→ DIRECTIONS FOR THIS TASK
Find each line with the word "единиц" in it, then give the total alone.

→ DATA
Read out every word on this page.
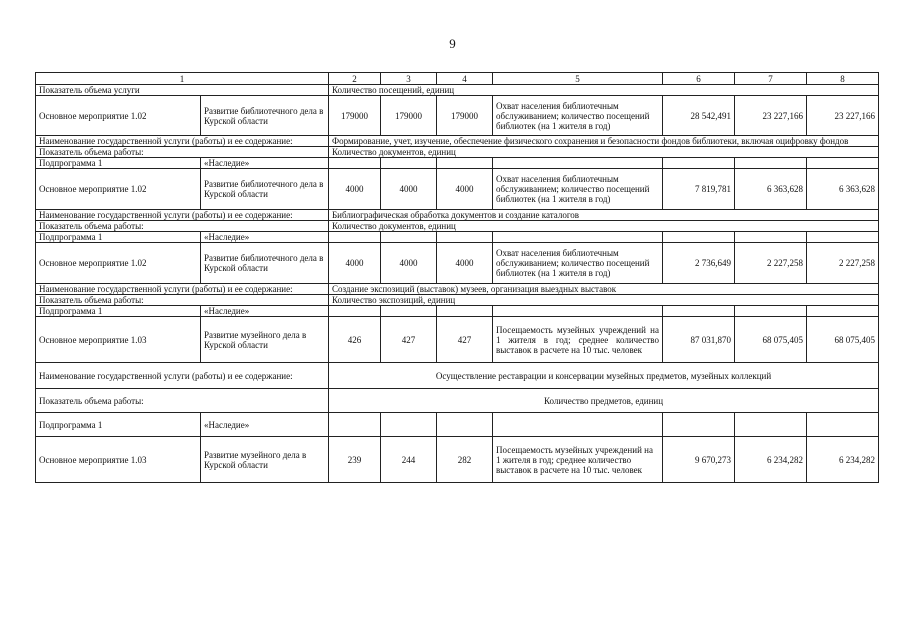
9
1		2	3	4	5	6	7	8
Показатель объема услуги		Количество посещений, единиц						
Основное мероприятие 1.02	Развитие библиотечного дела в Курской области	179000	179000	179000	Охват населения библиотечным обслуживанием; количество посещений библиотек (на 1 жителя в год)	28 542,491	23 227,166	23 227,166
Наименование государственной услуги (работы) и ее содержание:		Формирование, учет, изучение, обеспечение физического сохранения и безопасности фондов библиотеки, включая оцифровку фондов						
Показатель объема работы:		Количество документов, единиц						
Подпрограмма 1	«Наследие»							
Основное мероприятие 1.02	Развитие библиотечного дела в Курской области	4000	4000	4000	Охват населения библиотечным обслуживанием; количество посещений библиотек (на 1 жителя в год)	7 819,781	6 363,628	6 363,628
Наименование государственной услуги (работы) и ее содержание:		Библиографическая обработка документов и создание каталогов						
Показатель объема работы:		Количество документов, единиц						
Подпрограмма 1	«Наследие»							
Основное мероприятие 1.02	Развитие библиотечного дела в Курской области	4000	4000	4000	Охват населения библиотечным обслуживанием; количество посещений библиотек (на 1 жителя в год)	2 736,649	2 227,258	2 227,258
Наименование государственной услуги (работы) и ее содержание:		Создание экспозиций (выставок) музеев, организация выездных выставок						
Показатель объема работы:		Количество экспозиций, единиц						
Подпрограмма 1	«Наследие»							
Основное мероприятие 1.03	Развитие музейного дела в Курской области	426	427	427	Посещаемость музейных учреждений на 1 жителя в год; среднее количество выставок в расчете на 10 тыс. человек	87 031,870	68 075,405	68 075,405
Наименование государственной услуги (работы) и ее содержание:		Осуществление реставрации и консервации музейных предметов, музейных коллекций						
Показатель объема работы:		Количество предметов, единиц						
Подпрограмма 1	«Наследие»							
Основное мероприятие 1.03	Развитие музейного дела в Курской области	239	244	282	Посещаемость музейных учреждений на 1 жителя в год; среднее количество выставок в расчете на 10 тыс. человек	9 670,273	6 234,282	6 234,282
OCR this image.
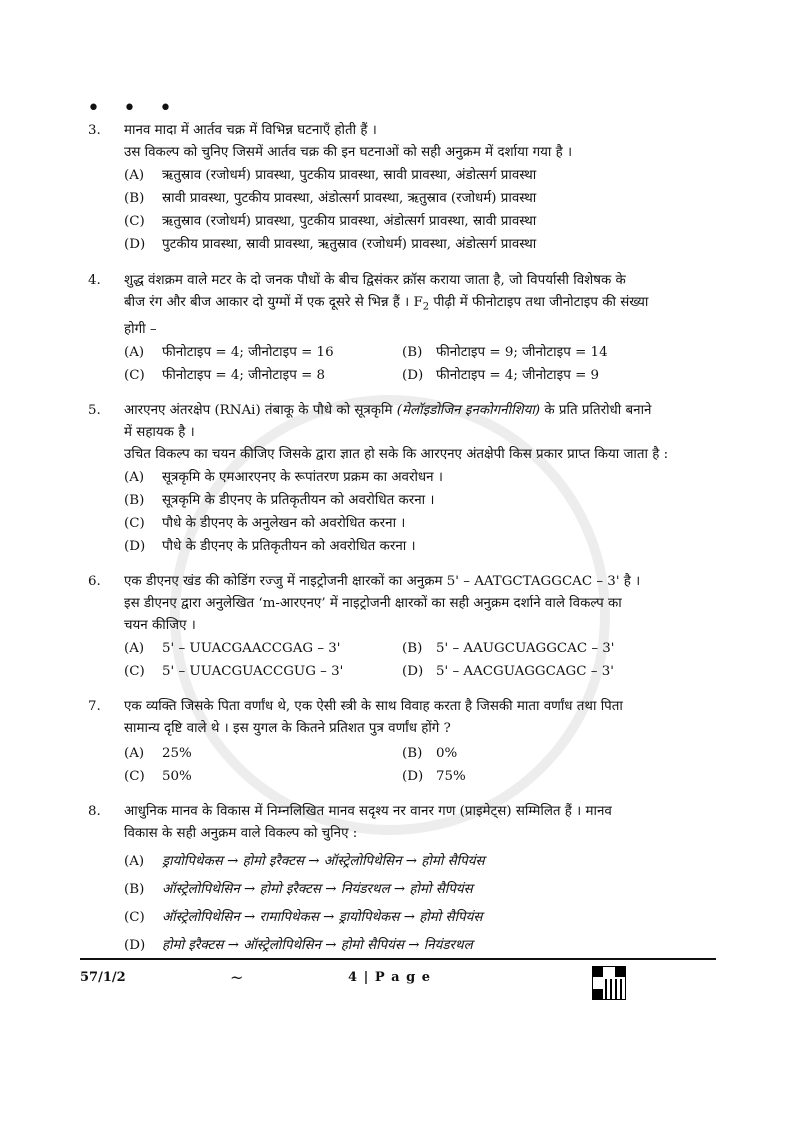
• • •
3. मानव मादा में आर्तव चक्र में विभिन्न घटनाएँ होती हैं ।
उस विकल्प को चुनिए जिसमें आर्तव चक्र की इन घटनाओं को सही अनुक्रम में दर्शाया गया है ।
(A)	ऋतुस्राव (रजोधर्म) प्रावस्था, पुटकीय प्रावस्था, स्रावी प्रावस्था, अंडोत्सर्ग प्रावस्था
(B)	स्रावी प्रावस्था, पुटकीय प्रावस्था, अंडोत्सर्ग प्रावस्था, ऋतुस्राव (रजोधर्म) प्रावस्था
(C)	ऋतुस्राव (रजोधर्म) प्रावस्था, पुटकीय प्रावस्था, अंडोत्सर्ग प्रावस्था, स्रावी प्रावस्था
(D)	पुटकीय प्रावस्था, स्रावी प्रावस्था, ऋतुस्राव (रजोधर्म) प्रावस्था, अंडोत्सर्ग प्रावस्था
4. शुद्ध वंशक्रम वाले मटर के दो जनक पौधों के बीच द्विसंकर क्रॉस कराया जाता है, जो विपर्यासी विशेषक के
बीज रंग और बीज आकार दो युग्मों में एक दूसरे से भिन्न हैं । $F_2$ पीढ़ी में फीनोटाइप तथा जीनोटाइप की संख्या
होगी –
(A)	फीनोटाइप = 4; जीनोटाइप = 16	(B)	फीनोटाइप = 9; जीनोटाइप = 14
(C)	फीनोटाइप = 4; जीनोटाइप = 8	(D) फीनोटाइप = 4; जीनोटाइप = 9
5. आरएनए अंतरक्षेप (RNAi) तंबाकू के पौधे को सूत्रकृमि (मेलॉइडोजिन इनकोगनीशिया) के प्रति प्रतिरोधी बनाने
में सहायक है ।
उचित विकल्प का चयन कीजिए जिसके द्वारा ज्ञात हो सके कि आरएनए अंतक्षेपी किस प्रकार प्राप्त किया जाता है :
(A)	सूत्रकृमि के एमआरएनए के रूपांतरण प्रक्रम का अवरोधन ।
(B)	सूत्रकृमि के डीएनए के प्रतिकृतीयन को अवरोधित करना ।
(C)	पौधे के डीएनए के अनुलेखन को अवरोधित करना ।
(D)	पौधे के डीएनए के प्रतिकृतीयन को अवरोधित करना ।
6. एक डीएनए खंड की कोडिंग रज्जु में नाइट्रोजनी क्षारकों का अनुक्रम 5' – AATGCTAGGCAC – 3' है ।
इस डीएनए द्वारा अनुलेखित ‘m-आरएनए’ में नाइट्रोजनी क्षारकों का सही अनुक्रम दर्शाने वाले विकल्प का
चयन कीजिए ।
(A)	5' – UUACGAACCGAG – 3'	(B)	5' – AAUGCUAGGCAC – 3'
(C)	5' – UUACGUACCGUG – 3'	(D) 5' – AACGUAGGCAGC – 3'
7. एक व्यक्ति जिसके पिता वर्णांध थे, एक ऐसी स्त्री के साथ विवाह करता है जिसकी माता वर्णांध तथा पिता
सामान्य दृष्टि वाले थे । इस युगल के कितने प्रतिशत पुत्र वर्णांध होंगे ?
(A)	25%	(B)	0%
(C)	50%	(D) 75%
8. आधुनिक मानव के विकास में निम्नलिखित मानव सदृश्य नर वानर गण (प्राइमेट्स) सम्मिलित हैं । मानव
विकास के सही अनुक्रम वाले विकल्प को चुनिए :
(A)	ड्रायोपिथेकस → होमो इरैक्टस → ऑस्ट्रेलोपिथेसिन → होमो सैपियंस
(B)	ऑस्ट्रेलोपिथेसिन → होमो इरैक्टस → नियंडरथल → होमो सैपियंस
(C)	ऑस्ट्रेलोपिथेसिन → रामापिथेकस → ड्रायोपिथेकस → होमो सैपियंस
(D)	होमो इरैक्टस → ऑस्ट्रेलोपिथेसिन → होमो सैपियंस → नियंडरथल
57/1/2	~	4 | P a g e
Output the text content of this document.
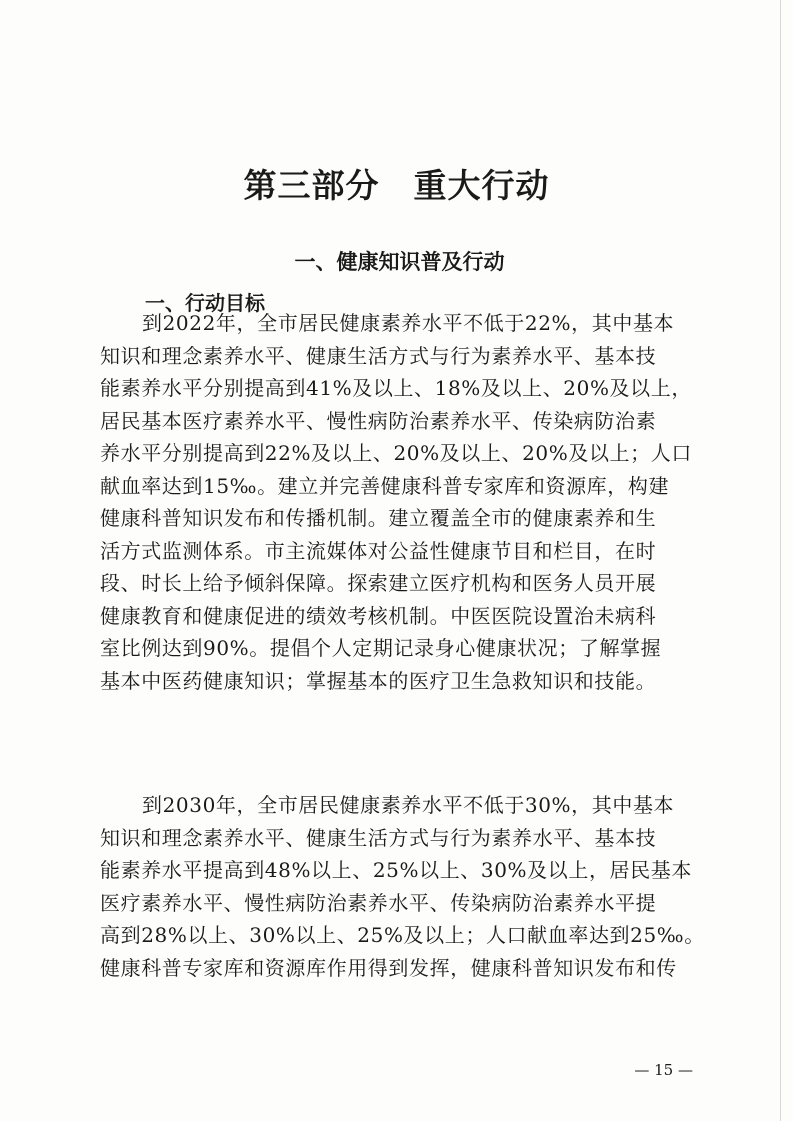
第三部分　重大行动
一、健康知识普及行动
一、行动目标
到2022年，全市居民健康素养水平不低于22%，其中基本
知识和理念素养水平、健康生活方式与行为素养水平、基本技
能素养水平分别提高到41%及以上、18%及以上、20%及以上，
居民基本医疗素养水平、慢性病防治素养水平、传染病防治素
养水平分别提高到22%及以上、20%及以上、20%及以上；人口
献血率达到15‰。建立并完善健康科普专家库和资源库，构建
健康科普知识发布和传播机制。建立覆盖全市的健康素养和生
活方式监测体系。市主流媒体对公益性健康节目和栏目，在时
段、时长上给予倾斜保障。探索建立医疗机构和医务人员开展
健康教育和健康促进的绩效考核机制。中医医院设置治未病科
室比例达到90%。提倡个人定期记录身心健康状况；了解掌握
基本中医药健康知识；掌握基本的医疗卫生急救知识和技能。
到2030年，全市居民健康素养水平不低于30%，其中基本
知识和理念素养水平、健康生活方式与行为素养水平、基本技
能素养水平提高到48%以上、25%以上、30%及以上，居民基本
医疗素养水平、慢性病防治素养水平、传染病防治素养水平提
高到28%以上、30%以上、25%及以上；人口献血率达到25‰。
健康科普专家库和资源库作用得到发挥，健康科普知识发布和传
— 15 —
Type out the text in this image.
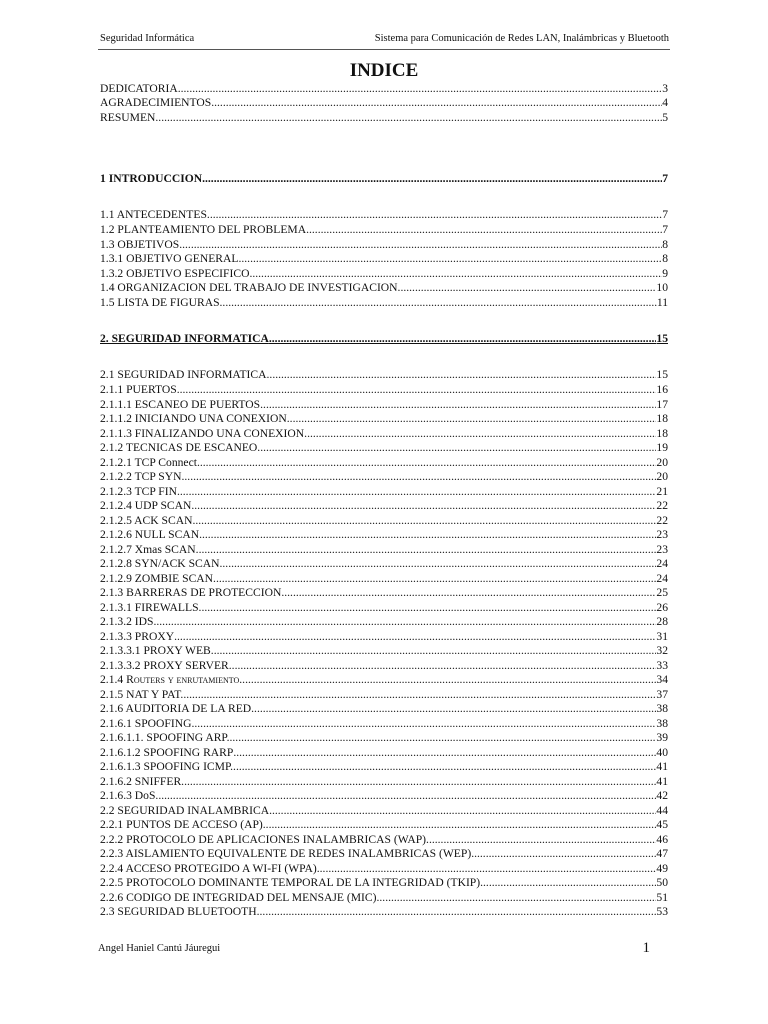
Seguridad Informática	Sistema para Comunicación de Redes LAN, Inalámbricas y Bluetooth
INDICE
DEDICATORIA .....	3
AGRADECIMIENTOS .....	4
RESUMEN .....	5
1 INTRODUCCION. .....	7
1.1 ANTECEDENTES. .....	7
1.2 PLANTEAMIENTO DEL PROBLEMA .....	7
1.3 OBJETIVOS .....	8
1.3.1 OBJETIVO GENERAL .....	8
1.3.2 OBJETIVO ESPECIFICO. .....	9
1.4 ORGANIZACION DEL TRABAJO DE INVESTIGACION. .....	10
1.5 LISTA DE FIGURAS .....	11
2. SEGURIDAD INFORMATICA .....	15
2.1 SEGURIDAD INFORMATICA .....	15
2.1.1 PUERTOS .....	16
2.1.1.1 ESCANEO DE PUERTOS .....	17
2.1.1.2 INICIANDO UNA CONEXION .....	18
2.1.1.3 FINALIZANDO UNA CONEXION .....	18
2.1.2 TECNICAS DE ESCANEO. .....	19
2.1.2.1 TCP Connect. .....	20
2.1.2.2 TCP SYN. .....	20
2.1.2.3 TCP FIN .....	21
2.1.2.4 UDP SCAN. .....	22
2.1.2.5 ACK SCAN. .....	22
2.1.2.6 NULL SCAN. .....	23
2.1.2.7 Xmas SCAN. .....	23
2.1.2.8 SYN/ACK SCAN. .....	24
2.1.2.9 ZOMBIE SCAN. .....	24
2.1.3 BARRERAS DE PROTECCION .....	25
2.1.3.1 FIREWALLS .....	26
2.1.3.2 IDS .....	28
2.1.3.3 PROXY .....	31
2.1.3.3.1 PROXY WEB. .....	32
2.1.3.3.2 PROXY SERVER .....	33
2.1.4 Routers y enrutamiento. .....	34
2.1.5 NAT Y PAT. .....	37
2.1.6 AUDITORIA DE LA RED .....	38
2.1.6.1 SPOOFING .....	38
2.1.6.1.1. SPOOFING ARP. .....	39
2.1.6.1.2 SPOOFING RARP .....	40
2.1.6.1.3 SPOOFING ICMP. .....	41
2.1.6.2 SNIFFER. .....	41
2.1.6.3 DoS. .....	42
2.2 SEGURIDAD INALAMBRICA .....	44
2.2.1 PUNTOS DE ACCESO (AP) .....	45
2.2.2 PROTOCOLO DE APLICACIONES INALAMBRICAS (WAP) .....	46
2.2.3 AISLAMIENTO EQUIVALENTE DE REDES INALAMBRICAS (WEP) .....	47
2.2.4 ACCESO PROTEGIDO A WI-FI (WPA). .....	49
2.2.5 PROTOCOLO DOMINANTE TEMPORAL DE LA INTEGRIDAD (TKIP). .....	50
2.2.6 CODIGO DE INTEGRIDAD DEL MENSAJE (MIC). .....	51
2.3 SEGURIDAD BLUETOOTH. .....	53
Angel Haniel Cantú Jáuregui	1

→ TASK SOLUTION
5